● Exercise set
**A)** In the app.py commit page below, which model and provider does the InferenceClient use?
**B)** In the app.py commit page below, say what the two print statements report and what purpose the comment above them gives.
**C)** Continue the app.py code in the commit page below from its last line.

##### Excerpt to read #####

Spaces:

SlouchyBuffalo
/

pages-converter-pro

Sleeping

App Files Files Community

SlouchyBuffalo commited on May 12

Commit

393e4f2

verified ·

1 Parent(s): b60ce77

Create app.py

Browse files

Files changed (1) hide show

app.py +357 -0

app.py ADDED Viewed

	@@ -0,0 +1,357 @@

+# app.py - Corrected CloudConvert API Integration
+import gradio as gr
+import os
+import spaces
+import tempfile
+import requests
+import time
+from huggingface_hub import InferenceClient
+from pathlib import Path
+# Debug tokens
+hf_token = os.getenv("HF_TOKEN")
+cloudconvert_token = os.getenv("CLOUDCONVERT_API_KEY").strip() if os.getenv("CLOUDCONVERT_API_KEY") else None
+print(f"Debug: HF Token exists = {hf_token is not None}")
+print(f"Debug: CloudConvert Token exists = {cloudconvert_token is not None}")
+# Initialize the client with Cerebras
+client = InferenceClient(
+    "meta-llama/Llama-3.3-70B-Instruct",
+    provider="cerebras",
+    token=hf_token
+)
+def convert_pages_to_text(file_path, api_key):
+    """Convert .pages file to text using CloudConvert API - Correct Format"""
+    base_url = "https://api.cloudconvert.com/v2"
+    headers = {
+        "Authorization": f"Bearer {api_key}",
+        "Content-Type": "application/json"

##### Supplied material #####

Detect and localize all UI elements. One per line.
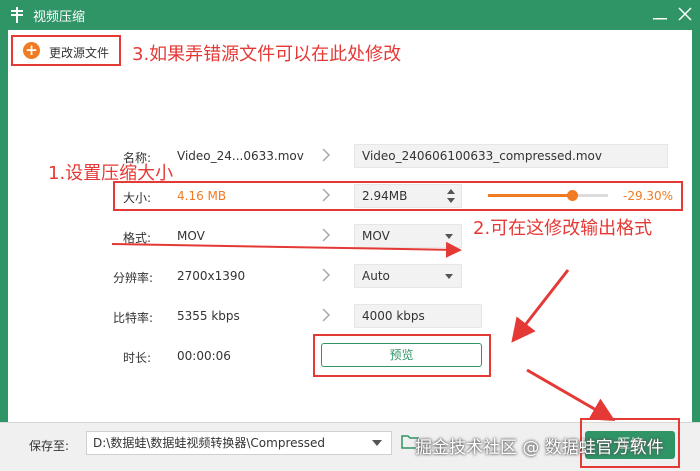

#####

● Per-task outputs
**A)** It uses "meta-llama/Llama-3.3-70B-Instruct" with the provider "cerebras".

**B)** They print whether the HF token and the CloudConvert token exist, meaning each one is not None. The comment "# Debug tokens" marks them as a debugging check on those tokens.

**C)**
+    }
+    try:
+        # Step 1: Create a job with correct task structure
+        job_data = {
+            "tasks": {
+                "import-file": {
+                    "operation": "import/upload"
+                },
+                "convert-file": {
+                    "operation": "convert",
+                    "input": "import-file",
+                    "input_format": "pages",
+                    "output_format": "txt"
+                },
+                "export-file": {
+                    "operation": "export/url",
+                    "input": "convert-file"
+                }
+            }
+        }
+        print("Creating CloudConvert job...")
+        response = requests.post(f"{base_url}/jobs", headers=headers, json=job_data)
+        print(f"Job creation response: {response.status_code}")
+        if not response.ok:
+            print(f"Job creation failed: {response.text}")
+            response.raise_for_status()
+        job = response.json()
+        print(f"Job created successfully: {job['data']['id']}")
+        # Step 2: Upload the file
+        upload_task = None
+        for task in job["data"]["tasks"]:
+            if task["operation"] == "import/upload":
+                upload_task = task
+                break
+        if not upload_task:
+            raise Exception("Upload task not found in job")
+        upload_url = upload_task["result"]["form"]["url"]
+        form_data = upload_task["result"]["form"]["parameters"]
+        print("Uploading file to CloudConvert...")
+        with open(file_path, 'rb') as f:
+            files = {"file": f}
+            upload_response = requests.post(upload_url, data=form_data, files=files)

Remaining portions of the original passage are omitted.